Data listing:

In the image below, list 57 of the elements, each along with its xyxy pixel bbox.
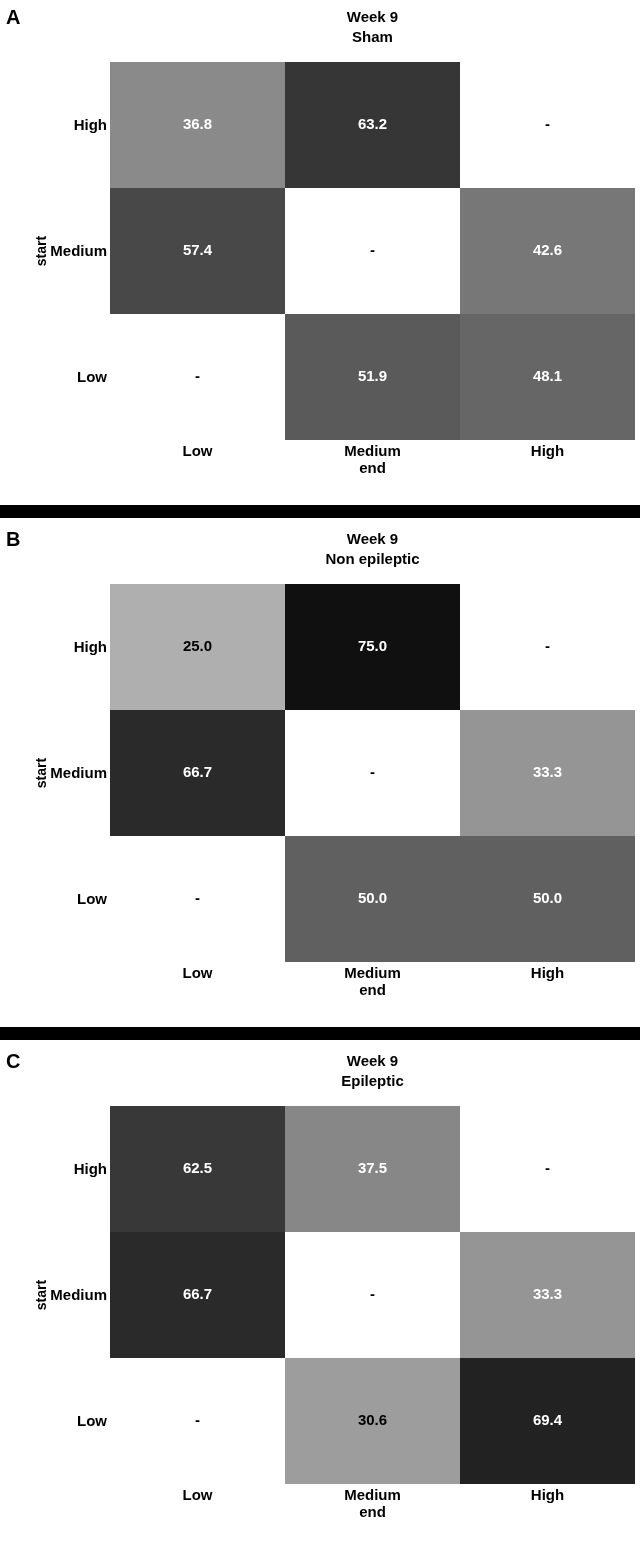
data-label: 51.9 (357, 366, 388, 384)
text: - (195, 366, 200, 384)
data-label: 25.0 (182, 636, 213, 654)
text: - (370, 762, 375, 780)
y-tick-label: Medium (50, 764, 107, 782)
y-axis-title: start (32, 757, 49, 789)
text: - (195, 888, 200, 906)
chart-title: Week 9 Epileptic (341, 1052, 404, 1089)
data-label: 75.0 (357, 636, 388, 654)
data-label: 36.8 (182, 114, 213, 132)
x-axis-title: end (359, 459, 386, 476)
y-tick-label: Low (77, 368, 108, 386)
text: - (545, 1158, 550, 1176)
data-label: 30.6 (357, 1410, 388, 1428)
y-tick-label: High (73, 116, 107, 134)
x-tick-label: Medium (344, 1486, 401, 1503)
y-tick-label: Low (77, 1412, 108, 1430)
x-tick-label: Low (182, 964, 213, 981)
data-label: 66.7 (182, 1284, 213, 1302)
data-label: 48.1 (532, 366, 563, 384)
data-label: 57.4 (182, 240, 213, 258)
y-tick-label: Low (77, 890, 108, 908)
x-axis-title: end (359, 1503, 386, 1520)
x-tick-label: High (530, 442, 565, 459)
text: - (370, 240, 375, 258)
text: - (195, 1410, 200, 1428)
x-tick-label: Medium (344, 442, 401, 459)
data-label: 66.7 (182, 762, 213, 780)
y-tick-label: High (73, 1160, 107, 1178)
x-tick-label: Low (182, 442, 213, 459)
x-tick-label: Medium (344, 964, 401, 981)
data-label: 69.4 (532, 1410, 563, 1428)
data-label: 50.0 (357, 888, 388, 906)
text: A (6, 6, 21, 28)
text: C (6, 1050, 21, 1072)
chart-title: Week 9 Non epileptic (325, 530, 420, 567)
y-tick-label: Medium (50, 1286, 107, 1304)
text: - (545, 636, 550, 654)
text: - (545, 114, 550, 132)
x-tick-label: Low (182, 1486, 213, 1503)
data-label: 42.6 (532, 240, 563, 258)
data-label: 33.3 (532, 762, 563, 780)
data-label: 63.2 (357, 114, 388, 132)
y-tick-label: High (73, 638, 107, 656)
x-axis-title: end (359, 981, 386, 998)
data-label: 33.3 (532, 1284, 563, 1302)
x-tick-label: High (530, 1486, 565, 1503)
y-tick-label: Medium (50, 242, 107, 260)
text: - (370, 1284, 375, 1302)
data-label: 62.5 (182, 1158, 213, 1176)
x-tick-label: High (530, 964, 565, 981)
data-label: 50.0 (532, 888, 563, 906)
y-axis-title: start (32, 1279, 49, 1311)
text: B (6, 528, 21, 550)
y-axis-title: start (32, 235, 49, 267)
data-label: 37.5 (357, 1158, 388, 1176)
chart-title: Week 9 Sham (346, 8, 399, 45)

To do: Write out the entry above word for word, leaving out the picture.

Output:
In the image below, list 57 of the elements, each along with its xyxy pixel bbox.
data-label: 51.9 (357, 366, 388, 384)
text: - (195, 366, 200, 384)
data-label: 25.0 (182, 636, 213, 654)
text: - (370, 762, 375, 780)
y-tick-label: Medium (50, 764, 107, 782)
y-axis-title: start (32, 757, 49, 789)
text: - (195, 888, 200, 906)
chart-title: Week 9 Epileptic (341, 1052, 404, 1089)
data-label: 75.0 (357, 636, 388, 654)
data-label: 36.8 (182, 114, 213, 132)
x-axis-title: end (359, 459, 386, 476)
y-tick-label: Low (77, 368, 108, 386)
text: - (545, 1158, 550, 1176)
data-label: 30.6 (357, 1410, 388, 1428)
y-tick-label: High (73, 116, 107, 134)
x-tick-label: Medium (344, 1486, 401, 1503)
y-tick-label: Low (77, 1412, 108, 1430)
x-tick-label: Low (182, 964, 213, 981)
data-label: 66.7 (182, 1284, 213, 1302)
data-label: 48.1 (532, 366, 563, 384)
data-label: 57.4 (182, 240, 213, 258)
y-tick-label: Low (77, 890, 108, 908)
x-axis-title: end (359, 1503, 386, 1520)
x-tick-label: High (530, 442, 565, 459)
text: - (370, 240, 375, 258)
text: - (195, 1410, 200, 1428)
x-tick-label: Medium (344, 442, 401, 459)
data-label: 66.7 (182, 762, 213, 780)
y-tick-label: High (73, 1160, 107, 1178)
x-tick-label: Low (182, 442, 213, 459)
x-tick-label: Medium (344, 964, 401, 981)
data-label: 69.4 (532, 1410, 563, 1428)
data-label: 50.0 (357, 888, 388, 906)
text: A (6, 6, 21, 28)
text: C (6, 1050, 21, 1072)
chart-title: Week 9 Non epileptic (325, 530, 420, 567)
y-tick-label: Medium (50, 1286, 107, 1304)
text: - (545, 636, 550, 654)
text: - (545, 114, 550, 132)
x-tick-label: Low (182, 1486, 213, 1503)
data-label: 42.6 (532, 240, 563, 258)
data-label: 33.3 (532, 762, 563, 780)
data-label: 63.2 (357, 114, 388, 132)
y-tick-label: High (73, 638, 107, 656)
x-axis-title: end (359, 981, 386, 998)
data-label: 33.3 (532, 1284, 563, 1302)
x-tick-label: High (530, 1486, 565, 1503)
y-tick-label: Medium (50, 242, 107, 260)
text: - (370, 1284, 375, 1302)
data-label: 62.5 (182, 1158, 213, 1176)
x-tick-label: High (530, 964, 565, 981)
data-label: 50.0 (532, 888, 563, 906)
y-axis-title: start (32, 1279, 49, 1311)
text: B (6, 528, 21, 550)
y-axis-title: start (32, 235, 49, 267)
data-label: 37.5 (357, 1158, 388, 1176)
chart-title: Week 9 Sham (346, 8, 399, 45)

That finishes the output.